* **Page excerpt**
============
Classify music or voice using Neural Network

Recently I found an interesting dataset that deals with music genres. The site seems to be unmaintained. However they have some interesting datasets. One of these datasets has sample wave files that distinguishes between human voice and music. I downloaded the dataset out of interest. It is a very small dataset (60 files each for voice and music). The idea here is to see if I can use it to train a model to identify between these data.

Please go here for the dataset (GTZAN music speech collection):

http://marsyas.info/downloads/datasets.html

The zip extract contains four directories viz. music, music_wav, speech, speech_wav. Music and speech directories contains Audacity (.au) files. Directories with _wav appended to the name contains Wave (.wav) file formats.
============
* **Dataset records**
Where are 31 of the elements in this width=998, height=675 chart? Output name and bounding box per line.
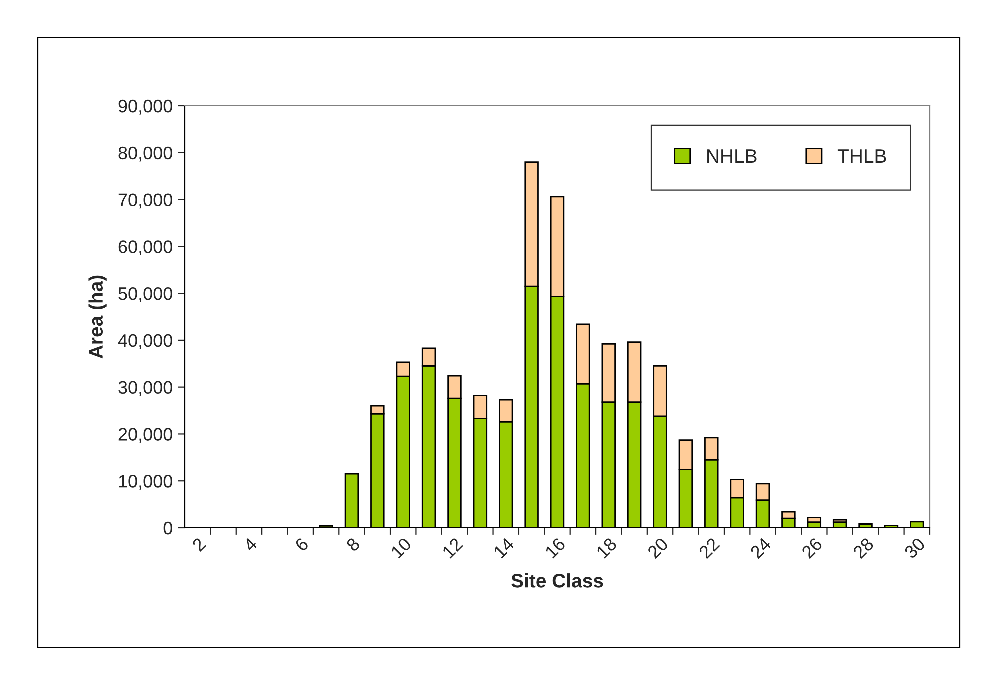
- x-tick-label: 12: [442, 537, 464, 559]
- y-tick-label: 70,000: [118, 194, 172, 209]
- y-axis-title: Area (ha): [88, 276, 107, 359]
- x-tick-label: 22: [698, 537, 720, 560]
- legend-label: NHLB: [708, 150, 757, 163]
- y-tick-label: 0: [164, 522, 172, 535]
- legend-label: THLB: [838, 150, 886, 163]
- x-tick-label: 28: [852, 537, 875, 560]
- x-tick-label: 20: [647, 537, 670, 560]
- y-tick-label: 40,000: [118, 334, 172, 350]
- x-tick-label: 24: [750, 537, 772, 560]
- y-tick-label: 80,000: [118, 146, 172, 162]
- x-tick-label: 14: [493, 537, 515, 559]
- x-tick-label: 30: [904, 537, 926, 560]
- x-axis-title: Site Class: [512, 574, 604, 588]
- y-tick-label: 90,000: [118, 100, 172, 115]
- x-tick-label: 26: [801, 537, 824, 560]
- x-tick-label: 8: [346, 537, 361, 552]
- y-tick-label: 60,000: [118, 240, 172, 256]
- bar: [832, 519, 848, 524]
- x-tick-label: 6: [294, 537, 310, 552]
- y-tick-label: 10,000: [119, 475, 172, 490]
- y-tick-label: 50,000: [118, 287, 172, 302]
- x-tick-label: 4: [242, 537, 258, 552]
- x-tick-label: 2: [192, 537, 206, 552]
- x-tick-label: 18: [596, 537, 618, 559]
- x-tick-label: 10: [390, 537, 412, 559]
- bar: [807, 516, 822, 524]
- y-tick-label: 30,000: [118, 381, 172, 396]
- y-tick-label: 20,000: [118, 428, 172, 444]
- x-tick-label: 16: [544, 537, 566, 559]
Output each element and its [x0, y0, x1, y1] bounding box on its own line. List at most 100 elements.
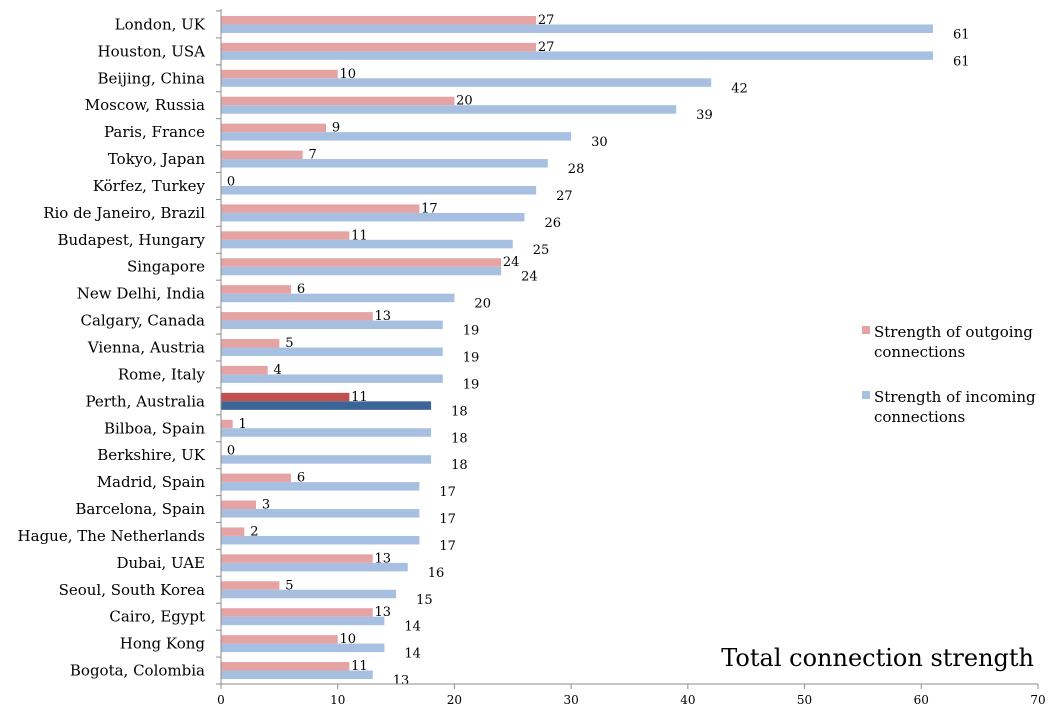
- x-axis: 0 10 20 30 40 50 60 70: [216, 9, 1046, 707]
- value-label-outgoing: 11: [351, 659, 368, 674]
- category-label: Beijing, China: [98, 69, 206, 87]
- value-label-incoming: 16: [428, 566, 445, 581]
- category-labels: London, UK Houston, USA Beijing, China Mosc…: [18, 15, 206, 679]
- category-label: Rome, Italy: [118, 365, 206, 383]
- bar-outgoing: [221, 419, 233, 429]
- category-label: Berkshire, UK: [97, 446, 206, 464]
- value-label-outgoing: 11: [351, 390, 368, 405]
- category-label: London, UK: [115, 15, 206, 33]
- bar-incoming: [221, 670, 373, 680]
- value-label-outgoing: 7: [309, 148, 317, 163]
- bar-outgoing: [221, 204, 420, 213]
- bar-incoming: [221, 374, 443, 383]
- bar-incoming: [221, 401, 432, 410]
- value-label-incoming: 14: [404, 647, 421, 662]
- bar-outgoing: [221, 662, 350, 671]
- value-label-outgoing: 13: [374, 605, 391, 620]
- value-label-incoming: 18: [451, 458, 468, 473]
- category-label: Vienna, Austria: [87, 339, 205, 357]
- legend-swatch: [862, 391, 870, 399]
- value-label-outgoing: 27: [538, 13, 555, 28]
- bars-layer: [221, 15, 933, 680]
- bar-outgoing: [221, 392, 350, 402]
- value-label-incoming: 19: [463, 351, 480, 366]
- bar-incoming: [221, 185, 537, 195]
- value-label-incoming: 39: [696, 108, 713, 123]
- bar-outgoing: [221, 96, 455, 106]
- value-label-incoming: 25: [533, 243, 550, 258]
- x-tick-label: 20: [447, 693, 462, 707]
- value-label-outgoing: 4: [274, 363, 282, 378]
- bar-incoming: [221, 535, 420, 545]
- bar-outgoing: [221, 312, 373, 321]
- bar-incoming: [221, 78, 712, 87]
- legend-label: connections: [874, 408, 965, 426]
- value-label-incoming: 18: [451, 404, 468, 419]
- category-label: Perth, Australia: [85, 392, 205, 410]
- bar-incoming: [221, 562, 408, 572]
- value-label-outgoing: 27: [538, 40, 555, 55]
- value-label-incoming: 30: [591, 135, 608, 150]
- value-label-outgoing: 6: [297, 471, 305, 486]
- value-label-outgoing: 11: [351, 228, 368, 243]
- bar-outgoing: [221, 15, 537, 25]
- value-label-incoming: 61: [953, 54, 970, 69]
- category-label: Barcelona, Spain: [75, 500, 205, 518]
- value-label-incoming: 61: [953, 27, 970, 42]
- category-label: Rio de Janeiro, Brazil: [43, 204, 205, 222]
- bar-outgoing: [221, 527, 245, 536]
- value-label-outgoing: 24: [503, 255, 520, 270]
- value-label-incoming: 24: [521, 270, 538, 285]
- value-label-incoming: 15: [416, 593, 433, 608]
- category-label: Calgary, Canada: [80, 312, 205, 330]
- bar-incoming: [221, 212, 525, 222]
- category-label: Singapore: [127, 258, 205, 276]
- bar-outgoing: [221, 473, 292, 483]
- bar-outgoing: [221, 69, 338, 79]
- category-label: Madrid, Spain: [97, 473, 206, 491]
- bar-incoming: [221, 51, 933, 60]
- value-label-incoming: 28: [568, 162, 585, 177]
- x-tick-label: 30: [564, 693, 579, 707]
- value-label-outgoing: 20: [456, 94, 473, 109]
- bar-outgoing: [221, 339, 280, 348]
- value-label-incoming: 17: [439, 485, 456, 500]
- value-label-outgoing: 10: [339, 67, 356, 82]
- value-label-outgoing: 0: [227, 174, 235, 189]
- chart-annotation: Total connection strength: [721, 644, 1034, 672]
- bar-incoming: [221, 105, 677, 114]
- value-labels: 2761276110422039930728027172611252424620…: [227, 13, 970, 689]
- value-label-incoming: 42: [731, 81, 748, 96]
- value-label-incoming: 14: [404, 620, 421, 635]
- value-label-outgoing: 3: [262, 498, 270, 513]
- bar-incoming: [221, 509, 420, 518]
- value-label-incoming: 19: [463, 324, 480, 339]
- bar-incoming: [221, 320, 443, 330]
- bar-outgoing: [221, 581, 280, 590]
- category-label: Hague, The Netherlands: [18, 527, 205, 545]
- category-label: Bogota, Colombia: [70, 662, 205, 680]
- bar-outgoing: [221, 42, 537, 52]
- x-tick-label: 70: [1030, 693, 1045, 707]
- category-label: Paris, France: [104, 123, 205, 141]
- bar-outgoing: [221, 500, 257, 510]
- value-label-incoming: 18: [451, 431, 468, 446]
- bar-incoming: [221, 482, 420, 491]
- bar-outgoing: [221, 608, 373, 617]
- value-label-incoming: 26: [544, 216, 561, 231]
- bar-incoming: [221, 239, 513, 249]
- value-label-incoming: 19: [463, 377, 480, 392]
- bar-outgoing: [221, 231, 350, 240]
- value-label-outgoing: 17: [421, 201, 438, 216]
- category-label: Budapest, Hungary: [57, 231, 205, 249]
- bar-outgoing: [221, 123, 327, 133]
- value-label-incoming: 17: [439, 539, 456, 554]
- x-tick-label: 40: [680, 693, 695, 707]
- bar-incoming: [221, 293, 455, 303]
- category-label: Hong Kong: [120, 635, 206, 653]
- legend-swatch: [862, 326, 870, 334]
- value-label-incoming: 17: [439, 512, 456, 527]
- value-label-outgoing: 1: [239, 417, 247, 432]
- x-tick-label: 50: [797, 693, 812, 707]
- value-label-incoming: 13: [393, 674, 410, 689]
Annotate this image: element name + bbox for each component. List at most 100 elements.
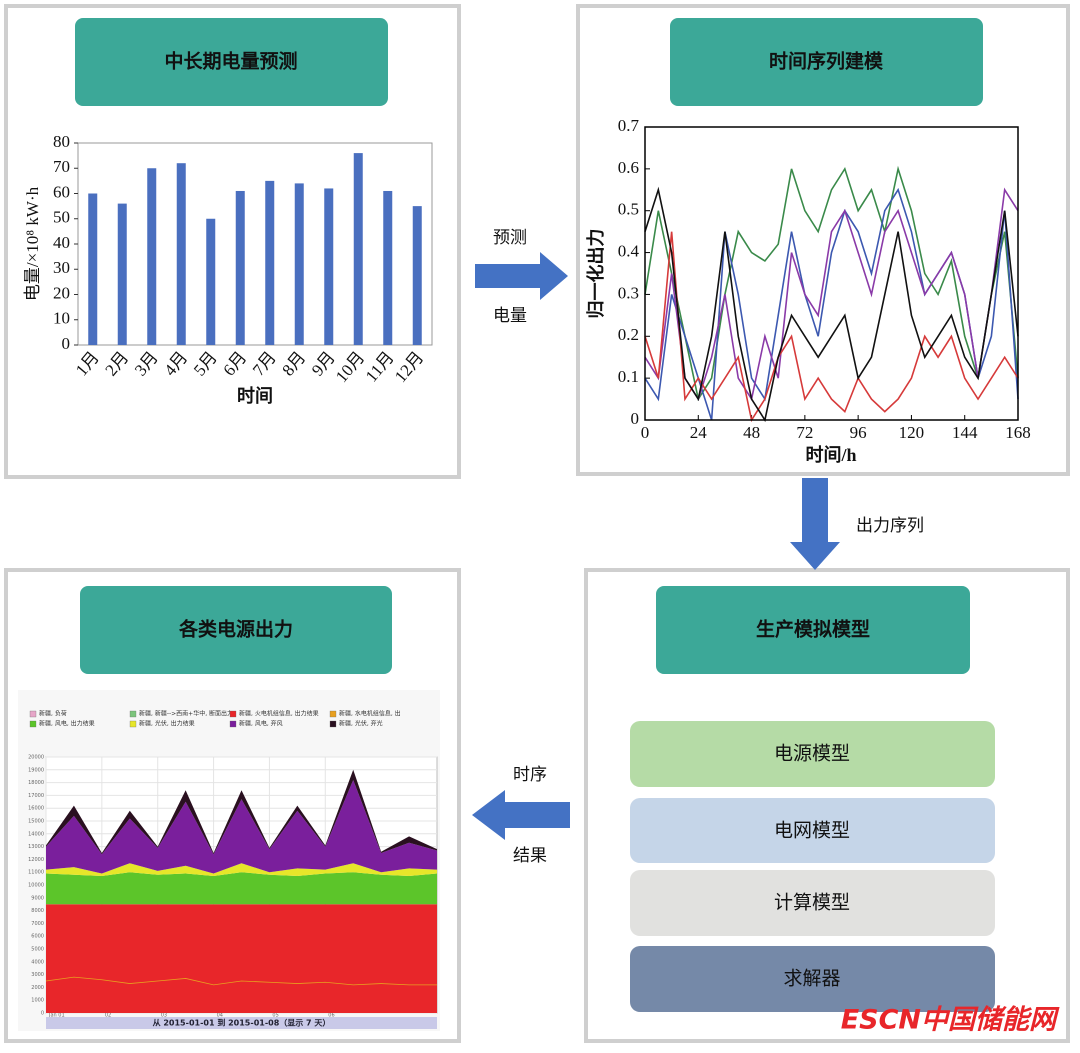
y-tick-label: 2000 <box>31 985 44 991</box>
footer-label: 从 2015-01-01 到 2015-01-08（显示 7 天） <box>153 1018 331 1028</box>
bar <box>206 218 216 345</box>
x-tick-label: 04 <box>217 1013 223 1019</box>
y-tick-label: 5000 <box>31 947 44 953</box>
legend-swatch <box>229 720 237 728</box>
x-axis-label: 时间/h <box>805 445 856 465</box>
legend-swatch <box>129 710 137 718</box>
bar <box>353 153 363 345</box>
plot-frame <box>644 126 1019 421</box>
y-tick-label: 40 <box>53 233 70 252</box>
legend-label: 新疆, 新疆-->西南+华中, 断面出力 <box>139 710 233 718</box>
model-label: 电源模型 <box>774 743 850 765</box>
y-axis-label: 归一化出力 <box>585 229 607 319</box>
bar <box>265 180 275 345</box>
y-tick-label: 10 <box>53 309 70 328</box>
stacked-area <box>46 769 437 855</box>
y-tick-label: 80 <box>53 132 70 151</box>
stacked-area <box>46 780 437 874</box>
y-tick-label: 0 <box>62 334 71 353</box>
x-tick-label: 48 <box>743 423 760 442</box>
bar <box>235 190 245 345</box>
x-axis-label: 时间 <box>237 386 273 407</box>
legend-swatch <box>329 710 337 718</box>
model-box <box>630 870 995 936</box>
series-line <box>644 186 1019 423</box>
header-box <box>656 586 970 674</box>
y-tick-label: 50 <box>53 208 70 227</box>
y-tick-label: 16000 <box>28 806 44 812</box>
legend-swatch <box>29 710 37 718</box>
y-tick-label: 0.6 <box>618 158 639 177</box>
model-label: 计算模型 <box>774 892 850 914</box>
series-line <box>644 165 1019 402</box>
legend-label: 新疆, 火电机组信息, 出力结果 <box>239 710 319 718</box>
watermark: ESCN中国储能网 <box>841 1005 1060 1036</box>
model-label: 电网模型 <box>774 820 850 842</box>
bar <box>147 168 157 345</box>
bar <box>176 163 186 345</box>
y-tick-label: 0.1 <box>618 367 639 386</box>
y-tick-label: 8000 <box>31 908 44 914</box>
arrow-label: 结果 <box>513 846 547 866</box>
bar <box>294 183 304 345</box>
header-box <box>670 18 983 106</box>
y-tick-label: 3000 <box>31 972 44 978</box>
y-tick-label: 0 <box>631 409 640 428</box>
y-tick-label: 14000 <box>28 831 44 837</box>
legend-label: 新疆, 风电, 弃风 <box>239 720 283 728</box>
y-tick-label: 17000 <box>28 793 44 799</box>
y-tick-label: 0.5 <box>618 200 639 219</box>
x-tick-label: 96 <box>850 423 867 442</box>
y-tick-label: 12000 <box>28 857 44 863</box>
legend-label: 新疆, 光伏, 弃光 <box>339 720 383 728</box>
legend-swatch <box>329 720 337 728</box>
x-tick-label: 05 <box>272 1013 278 1019</box>
y-tick-label: 11000 <box>28 870 44 876</box>
arrow <box>472 790 570 840</box>
bar <box>117 203 127 345</box>
bar <box>383 190 393 345</box>
y-tick-label: 30 <box>53 258 70 277</box>
x-tick-label: 72 <box>796 423 813 442</box>
stacked-area <box>46 904 437 1013</box>
y-axis-label: 电量/×10⁸ kW·h <box>23 186 42 301</box>
y-tick-label: 15000 <box>28 819 44 825</box>
panel-title: 各类电源出力 <box>178 618 293 641</box>
arrow <box>475 252 568 300</box>
stacked-area <box>46 872 437 905</box>
panel-title: 生产模拟模型 <box>756 618 870 641</box>
bar <box>412 206 422 345</box>
series-line <box>644 231 1019 423</box>
y-tick-label: 20000 <box>28 755 44 761</box>
y-tick-label: 20 <box>53 283 70 302</box>
bar <box>88 193 98 345</box>
x-tick-label: 0 <box>641 423 650 442</box>
y-tick-label: 19000 <box>28 767 44 773</box>
bar <box>324 188 334 345</box>
header-box <box>75 18 388 106</box>
x-tick-label: 06 <box>328 1013 334 1019</box>
x-tick-label: Jan 01 <box>48 1013 65 1019</box>
y-tick-label: 0.3 <box>618 283 639 302</box>
x-tick-label: 02 <box>105 1013 111 1019</box>
x-tick-label: 24 <box>690 423 708 442</box>
legend-label: 新疆, 风电, 出力结果 <box>39 720 95 728</box>
model-box <box>630 721 995 787</box>
arrow-label: 出力序列 <box>856 516 924 536</box>
y-tick-label: 0 <box>41 1011 44 1017</box>
y-tick-label: 1000 <box>31 998 44 1004</box>
legend-swatch <box>129 720 137 728</box>
legend-label: 新疆, 光伏, 出力结果 <box>139 720 195 728</box>
y-tick-label: 0.7 <box>618 116 640 135</box>
arrow-label: 时序 <box>513 765 547 785</box>
y-tick-label: 4000 <box>31 959 44 965</box>
y-tick-label: 60 <box>53 182 70 201</box>
arrow <box>790 478 840 570</box>
legend-label: 新疆, 水电机组信息, 出 <box>339 710 401 718</box>
y-tick-label: 0.4 <box>618 241 640 260</box>
y-tick-label: 9000 <box>31 895 44 901</box>
legend-label: 新疆, 负荷 <box>39 710 67 718</box>
x-tick-label: 144 <box>952 423 978 442</box>
model-box <box>630 798 995 863</box>
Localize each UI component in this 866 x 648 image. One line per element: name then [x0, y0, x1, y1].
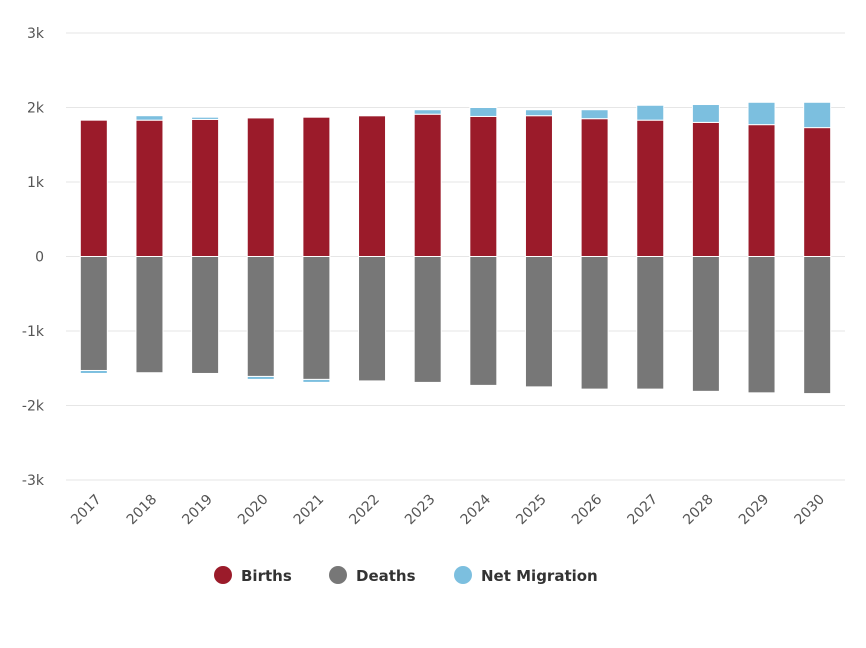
grid-layer [66, 32, 845, 481]
bar-births-2021[interactable] [302, 116, 331, 257]
y-tick-label: 0 [35, 250, 44, 266]
bar-net-migration-2028[interactable] [691, 104, 720, 123]
bar-births-2019[interactable] [191, 118, 220, 257]
x-tick-label: 2021 [291, 492, 328, 529]
y-tick-label: -3k [22, 473, 45, 489]
bar-births-2023[interactable] [413, 113, 442, 257]
x-tick-label: 2017 [68, 492, 105, 529]
bar-births-2026[interactable] [580, 118, 609, 257]
bar-births-2022[interactable] [358, 115, 387, 257]
legend-item-deaths[interactable]: Deaths [329, 566, 416, 585]
bar-deaths-2020[interactable] [246, 256, 275, 377]
legend-swatch [329, 566, 347, 584]
bar-deaths-2022[interactable] [358, 256, 387, 382]
bar-deaths-2017[interactable] [79, 256, 108, 371]
bar-births-2017[interactable] [79, 119, 108, 258]
bar-deaths-2023[interactable] [413, 256, 442, 383]
legend-item-births[interactable]: Births [214, 566, 292, 585]
y-tick-label: 2k [27, 101, 45, 117]
y-tick-label: 3k [27, 26, 45, 42]
x-axis-ticks: 2017 2018 2019 2020 2021 2022 2023 2024 2025 2026… [68, 491, 828, 528]
bar-net-migration-2022[interactable] [358, 114, 387, 117]
bar-deaths-2028[interactable] [691, 256, 720, 392]
x-tick-label: 2027 [625, 492, 662, 529]
bar-net-migration-2024[interactable] [469, 107, 498, 117]
bar-net-migration-2021[interactable] [302, 378, 331, 383]
bar-deaths-2018[interactable] [135, 256, 164, 374]
y-tick-label: 1k [27, 175, 45, 191]
bar-net-migration-2029[interactable] [747, 101, 776, 126]
bar-deaths-2026[interactable] [580, 256, 609, 390]
x-tick-label: 2018 [124, 492, 161, 529]
x-tick-label: 2029 [736, 492, 773, 529]
bar-births-2028[interactable] [691, 121, 720, 258]
bar-deaths-2029[interactable] [747, 256, 776, 394]
legend-label: Net Migration [481, 567, 598, 585]
bar-net-migration-2026[interactable] [580, 109, 609, 120]
bar-births-2029[interactable] [747, 124, 776, 258]
y-tick-label: -2k [22, 399, 45, 415]
bar-deaths-2027[interactable] [636, 256, 665, 390]
x-tick-label: 2025 [513, 492, 550, 529]
bar-deaths-2025[interactable] [524, 256, 553, 388]
bar-births-2027[interactable] [636, 119, 665, 258]
bar-births-2025[interactable] [524, 115, 553, 257]
bars-layer [79, 101, 832, 395]
bar-deaths-2019[interactable] [191, 256, 220, 374]
legend-swatch [454, 566, 472, 584]
legend[interactable]: Births Deaths Net Migration [214, 566, 598, 585]
bar-births-2030[interactable] [803, 127, 832, 257]
legend-label: Deaths [356, 567, 416, 585]
x-tick-label: 2020 [235, 492, 272, 529]
bar-deaths-2030[interactable] [803, 256, 832, 395]
x-tick-label: 2028 [680, 492, 717, 529]
bar-births-2018[interactable] [135, 119, 164, 258]
x-tick-label: 2030 [791, 492, 828, 529]
bar-births-2024[interactable] [469, 115, 498, 257]
bar-net-migration-2030[interactable] [803, 101, 832, 129]
x-tick-label: 2019 [179, 492, 216, 529]
bar-net-migration-2018[interactable] [135, 115, 164, 121]
bar-deaths-2021[interactable] [302, 256, 331, 380]
y-axis-ticks: 3k 2k 1k 0 -1k -2k -3k [22, 26, 45, 489]
x-tick-label: 2026 [569, 491, 606, 528]
legend-item-net-migration[interactable]: Net Migration [454, 566, 598, 585]
bar-net-migration-2019[interactable] [191, 116, 220, 120]
x-tick-label: 2024 [458, 491, 495, 528]
bar-net-migration-2017[interactable] [79, 369, 108, 374]
bar-net-migration-2027[interactable] [636, 104, 665, 121]
x-tick-label: 2022 [346, 492, 383, 529]
x-tick-label: 2023 [402, 492, 439, 529]
bar-net-migration-2025[interactable] [524, 109, 553, 117]
legend-swatch [214, 566, 232, 584]
bar-deaths-2024[interactable] [469, 256, 498, 386]
bar-net-migration-2020[interactable] [246, 375, 275, 380]
legend-label: Births [241, 567, 292, 585]
y-tick-label: -1k [22, 324, 45, 340]
bar-net-migration-2023[interactable] [413, 109, 442, 115]
bar-births-2020[interactable] [246, 117, 275, 258]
============
* **Parts of the exercise**
a. Answer these questions from the music-or-voice classification excerpt, one line each:
(i) How many files does the dataset contain for voice and for music?
(ii) What name for the dataset appears in parentheses?
(iii) What file extension do the files in the music and speech directories have?
b. Which directories does the zip extract contain, according to the music-or-voice classification excerpt? List every one.

* **Per-task outputs**
a.
(i) 60 files each
(ii) GTZAN music speech collection
(iii) .au

b. music, music_wav, speech, speech_wav